[Exercise instructions]
Filter these entries, keeping only lines that hold the word "Registry".

[Source data]

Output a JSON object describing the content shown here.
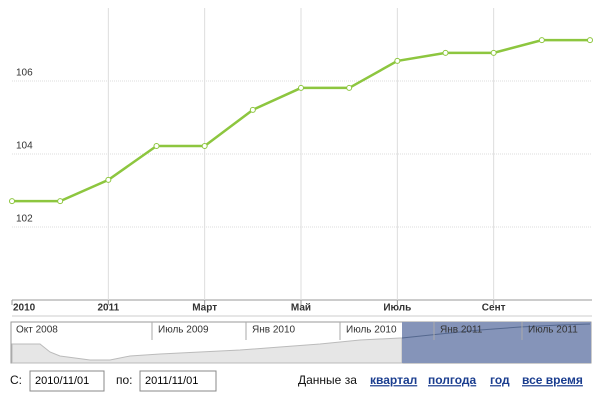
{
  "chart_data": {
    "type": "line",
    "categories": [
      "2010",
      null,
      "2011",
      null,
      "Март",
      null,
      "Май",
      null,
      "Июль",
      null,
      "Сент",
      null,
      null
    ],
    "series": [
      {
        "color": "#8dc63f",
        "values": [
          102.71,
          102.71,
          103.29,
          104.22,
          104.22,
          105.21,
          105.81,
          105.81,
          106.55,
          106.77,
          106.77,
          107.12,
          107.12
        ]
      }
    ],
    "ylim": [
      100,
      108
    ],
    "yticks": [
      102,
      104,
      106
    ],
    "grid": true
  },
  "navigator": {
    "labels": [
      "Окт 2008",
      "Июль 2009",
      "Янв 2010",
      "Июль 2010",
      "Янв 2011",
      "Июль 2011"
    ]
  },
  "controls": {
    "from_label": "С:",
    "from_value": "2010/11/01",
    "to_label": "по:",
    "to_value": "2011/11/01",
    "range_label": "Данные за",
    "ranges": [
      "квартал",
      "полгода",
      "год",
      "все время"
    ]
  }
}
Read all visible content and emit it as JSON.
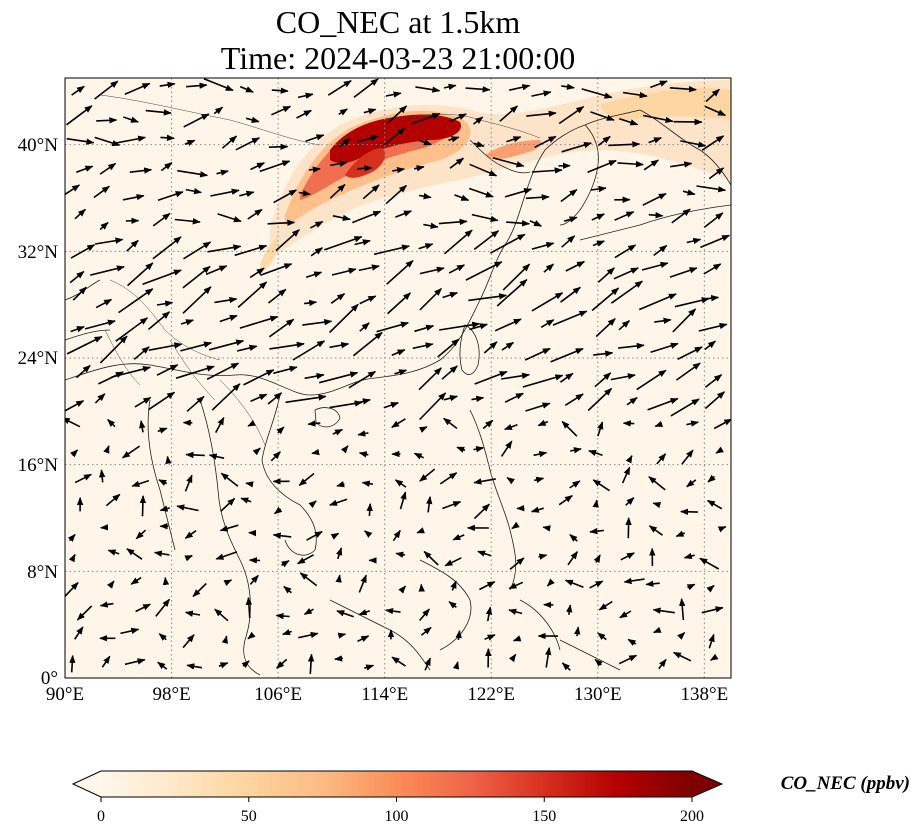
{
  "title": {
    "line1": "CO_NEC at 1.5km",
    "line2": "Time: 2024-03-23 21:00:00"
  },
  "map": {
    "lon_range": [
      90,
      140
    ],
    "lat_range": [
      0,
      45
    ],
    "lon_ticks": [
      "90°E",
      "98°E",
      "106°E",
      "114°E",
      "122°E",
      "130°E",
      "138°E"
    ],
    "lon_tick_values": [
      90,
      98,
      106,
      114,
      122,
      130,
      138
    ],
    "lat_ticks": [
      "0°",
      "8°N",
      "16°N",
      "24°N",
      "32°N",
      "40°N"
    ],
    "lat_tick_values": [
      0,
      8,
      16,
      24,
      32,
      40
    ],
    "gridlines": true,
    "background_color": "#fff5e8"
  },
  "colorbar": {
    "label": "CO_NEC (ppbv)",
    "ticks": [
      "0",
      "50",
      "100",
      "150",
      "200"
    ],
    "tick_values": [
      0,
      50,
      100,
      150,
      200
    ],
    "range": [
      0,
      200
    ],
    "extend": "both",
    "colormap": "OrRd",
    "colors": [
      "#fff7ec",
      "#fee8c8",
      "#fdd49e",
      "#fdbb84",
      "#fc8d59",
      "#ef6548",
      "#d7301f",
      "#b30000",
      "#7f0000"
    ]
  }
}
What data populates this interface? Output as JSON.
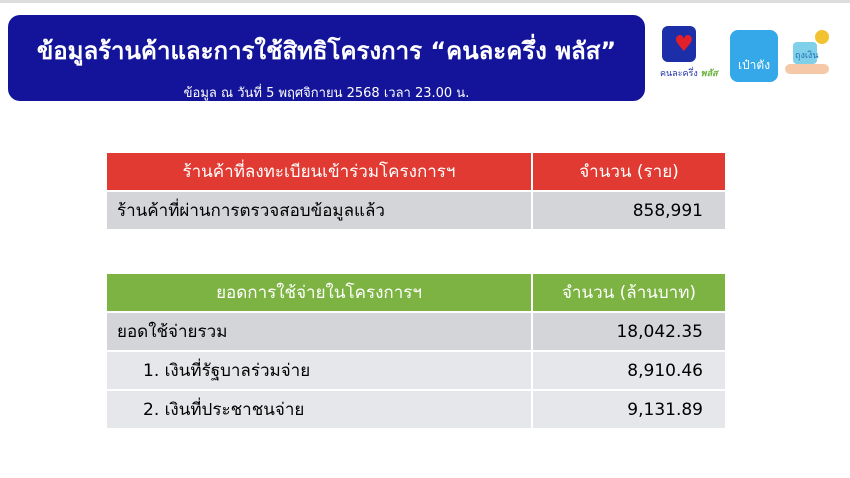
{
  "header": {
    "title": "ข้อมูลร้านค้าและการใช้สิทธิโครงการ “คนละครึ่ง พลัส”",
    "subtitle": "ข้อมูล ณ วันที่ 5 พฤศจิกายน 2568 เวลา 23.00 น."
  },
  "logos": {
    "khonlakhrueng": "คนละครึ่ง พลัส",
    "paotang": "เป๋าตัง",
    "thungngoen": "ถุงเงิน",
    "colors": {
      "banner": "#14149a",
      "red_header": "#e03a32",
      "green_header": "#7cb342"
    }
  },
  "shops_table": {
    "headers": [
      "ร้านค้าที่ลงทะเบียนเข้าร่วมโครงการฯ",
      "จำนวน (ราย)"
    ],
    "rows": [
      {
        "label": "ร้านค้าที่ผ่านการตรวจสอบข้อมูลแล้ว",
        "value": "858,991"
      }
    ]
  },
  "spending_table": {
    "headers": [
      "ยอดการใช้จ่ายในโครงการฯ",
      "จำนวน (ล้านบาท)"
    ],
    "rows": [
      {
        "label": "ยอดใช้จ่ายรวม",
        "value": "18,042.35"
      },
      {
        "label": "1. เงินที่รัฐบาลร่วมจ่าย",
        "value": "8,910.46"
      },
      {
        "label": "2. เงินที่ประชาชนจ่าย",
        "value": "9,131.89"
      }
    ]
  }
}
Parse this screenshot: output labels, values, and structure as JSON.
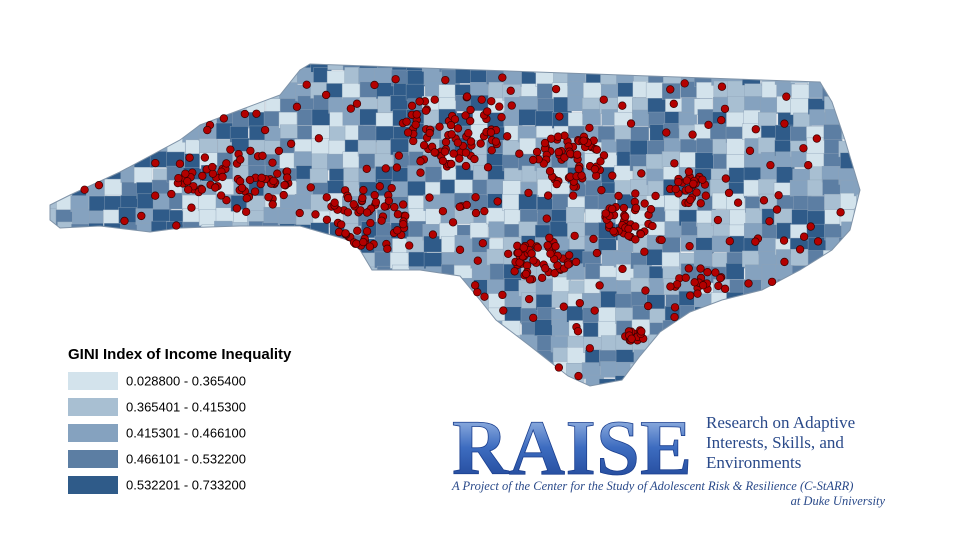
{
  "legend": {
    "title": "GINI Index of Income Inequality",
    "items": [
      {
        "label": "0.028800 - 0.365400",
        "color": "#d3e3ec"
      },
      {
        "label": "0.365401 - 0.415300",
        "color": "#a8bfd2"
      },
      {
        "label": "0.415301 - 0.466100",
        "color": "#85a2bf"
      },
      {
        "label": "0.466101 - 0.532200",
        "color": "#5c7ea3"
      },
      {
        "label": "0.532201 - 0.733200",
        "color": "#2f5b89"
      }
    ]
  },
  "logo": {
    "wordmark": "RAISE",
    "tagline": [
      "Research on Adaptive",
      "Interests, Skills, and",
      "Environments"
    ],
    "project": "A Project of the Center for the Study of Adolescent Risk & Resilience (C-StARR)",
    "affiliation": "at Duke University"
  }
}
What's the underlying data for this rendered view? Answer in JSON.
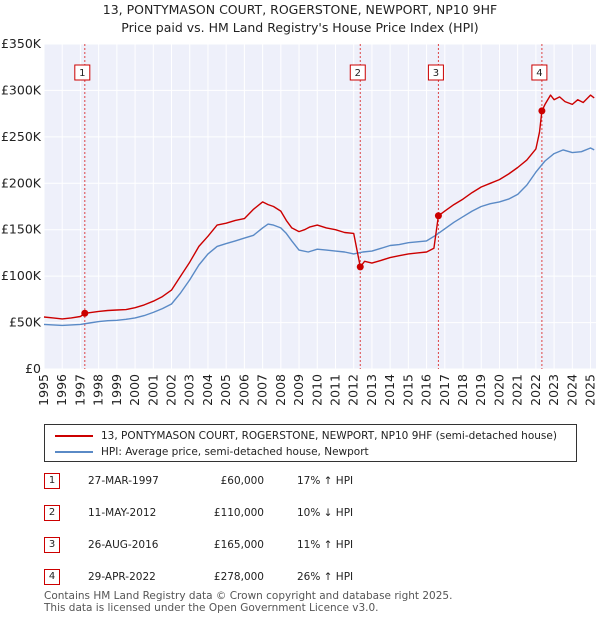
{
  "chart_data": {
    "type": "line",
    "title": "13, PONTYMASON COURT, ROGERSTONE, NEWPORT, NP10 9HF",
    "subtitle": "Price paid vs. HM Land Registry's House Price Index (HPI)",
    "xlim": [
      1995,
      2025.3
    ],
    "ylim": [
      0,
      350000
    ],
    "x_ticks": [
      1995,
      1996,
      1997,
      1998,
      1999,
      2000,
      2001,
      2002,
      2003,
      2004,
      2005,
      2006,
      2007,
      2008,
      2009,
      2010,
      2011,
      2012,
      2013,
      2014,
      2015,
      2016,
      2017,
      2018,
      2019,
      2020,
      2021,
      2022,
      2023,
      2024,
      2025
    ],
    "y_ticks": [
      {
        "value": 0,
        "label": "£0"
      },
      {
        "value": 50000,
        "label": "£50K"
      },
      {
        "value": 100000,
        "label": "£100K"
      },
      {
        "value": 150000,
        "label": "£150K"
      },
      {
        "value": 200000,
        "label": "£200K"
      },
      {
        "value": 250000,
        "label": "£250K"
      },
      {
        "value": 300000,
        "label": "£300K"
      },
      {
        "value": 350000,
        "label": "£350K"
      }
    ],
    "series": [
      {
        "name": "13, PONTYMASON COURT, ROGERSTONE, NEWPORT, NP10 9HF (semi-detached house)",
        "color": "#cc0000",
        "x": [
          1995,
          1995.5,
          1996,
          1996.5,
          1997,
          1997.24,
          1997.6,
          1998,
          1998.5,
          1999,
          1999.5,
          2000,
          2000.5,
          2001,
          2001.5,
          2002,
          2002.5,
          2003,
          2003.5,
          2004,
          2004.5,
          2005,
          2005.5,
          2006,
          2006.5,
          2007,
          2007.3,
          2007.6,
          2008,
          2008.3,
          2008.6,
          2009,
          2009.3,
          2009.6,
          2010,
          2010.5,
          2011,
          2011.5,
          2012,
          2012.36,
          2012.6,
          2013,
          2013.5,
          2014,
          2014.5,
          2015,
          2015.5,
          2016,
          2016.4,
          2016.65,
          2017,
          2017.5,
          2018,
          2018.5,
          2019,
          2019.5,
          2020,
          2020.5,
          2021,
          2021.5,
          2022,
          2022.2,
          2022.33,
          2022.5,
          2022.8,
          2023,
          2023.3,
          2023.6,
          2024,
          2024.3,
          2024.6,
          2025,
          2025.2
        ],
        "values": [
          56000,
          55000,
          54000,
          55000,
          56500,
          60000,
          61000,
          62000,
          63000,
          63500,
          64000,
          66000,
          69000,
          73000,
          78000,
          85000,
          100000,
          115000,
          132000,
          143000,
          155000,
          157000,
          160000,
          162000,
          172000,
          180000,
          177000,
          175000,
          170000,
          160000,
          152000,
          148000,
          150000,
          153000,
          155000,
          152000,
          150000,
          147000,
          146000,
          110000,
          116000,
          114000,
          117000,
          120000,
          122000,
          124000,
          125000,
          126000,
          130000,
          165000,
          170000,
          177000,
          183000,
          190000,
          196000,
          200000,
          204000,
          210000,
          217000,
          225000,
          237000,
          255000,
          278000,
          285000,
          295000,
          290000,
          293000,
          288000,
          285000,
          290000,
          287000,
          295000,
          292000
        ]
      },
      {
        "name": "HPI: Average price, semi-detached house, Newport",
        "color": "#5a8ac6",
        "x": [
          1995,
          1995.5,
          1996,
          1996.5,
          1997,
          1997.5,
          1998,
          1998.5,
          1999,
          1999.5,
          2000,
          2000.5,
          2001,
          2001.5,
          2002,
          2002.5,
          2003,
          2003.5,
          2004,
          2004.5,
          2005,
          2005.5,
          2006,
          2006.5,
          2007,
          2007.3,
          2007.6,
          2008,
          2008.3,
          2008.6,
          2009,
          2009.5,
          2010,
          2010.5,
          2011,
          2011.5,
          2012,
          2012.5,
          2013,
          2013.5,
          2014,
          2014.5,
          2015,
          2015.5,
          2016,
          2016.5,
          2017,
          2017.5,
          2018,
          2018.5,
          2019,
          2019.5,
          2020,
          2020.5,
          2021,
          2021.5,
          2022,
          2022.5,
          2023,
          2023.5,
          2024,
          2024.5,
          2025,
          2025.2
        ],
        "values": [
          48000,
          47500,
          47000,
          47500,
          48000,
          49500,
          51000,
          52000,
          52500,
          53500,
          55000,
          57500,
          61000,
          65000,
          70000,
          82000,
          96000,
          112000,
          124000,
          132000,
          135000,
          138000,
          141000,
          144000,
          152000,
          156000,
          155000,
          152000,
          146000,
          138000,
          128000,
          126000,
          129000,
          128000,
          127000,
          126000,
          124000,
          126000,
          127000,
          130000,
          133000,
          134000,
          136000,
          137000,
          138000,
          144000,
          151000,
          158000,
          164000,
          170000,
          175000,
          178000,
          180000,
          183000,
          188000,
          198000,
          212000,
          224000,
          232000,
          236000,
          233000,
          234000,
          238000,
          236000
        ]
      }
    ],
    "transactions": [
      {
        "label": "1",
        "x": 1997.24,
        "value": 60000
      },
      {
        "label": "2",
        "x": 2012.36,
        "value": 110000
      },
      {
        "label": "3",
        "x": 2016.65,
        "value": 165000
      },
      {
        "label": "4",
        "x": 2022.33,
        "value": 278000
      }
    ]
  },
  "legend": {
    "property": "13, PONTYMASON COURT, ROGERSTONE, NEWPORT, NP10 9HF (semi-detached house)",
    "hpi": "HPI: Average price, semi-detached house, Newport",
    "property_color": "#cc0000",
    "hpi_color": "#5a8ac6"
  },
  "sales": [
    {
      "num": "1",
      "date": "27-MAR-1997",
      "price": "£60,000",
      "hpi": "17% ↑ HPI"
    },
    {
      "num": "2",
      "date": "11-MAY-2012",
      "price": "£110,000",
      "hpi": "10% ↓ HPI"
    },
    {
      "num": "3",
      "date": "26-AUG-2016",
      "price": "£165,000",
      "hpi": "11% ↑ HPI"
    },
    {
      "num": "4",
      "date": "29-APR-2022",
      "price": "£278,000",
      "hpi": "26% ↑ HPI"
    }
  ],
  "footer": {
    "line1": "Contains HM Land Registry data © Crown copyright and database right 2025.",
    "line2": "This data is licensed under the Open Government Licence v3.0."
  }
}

[Written response]
    "subtitle": "Price paid vs. HM Land Registry's House Price Index (HPI)",
    "line1": "Contains HM Land Registry data © Crown copyright and database right 2025.",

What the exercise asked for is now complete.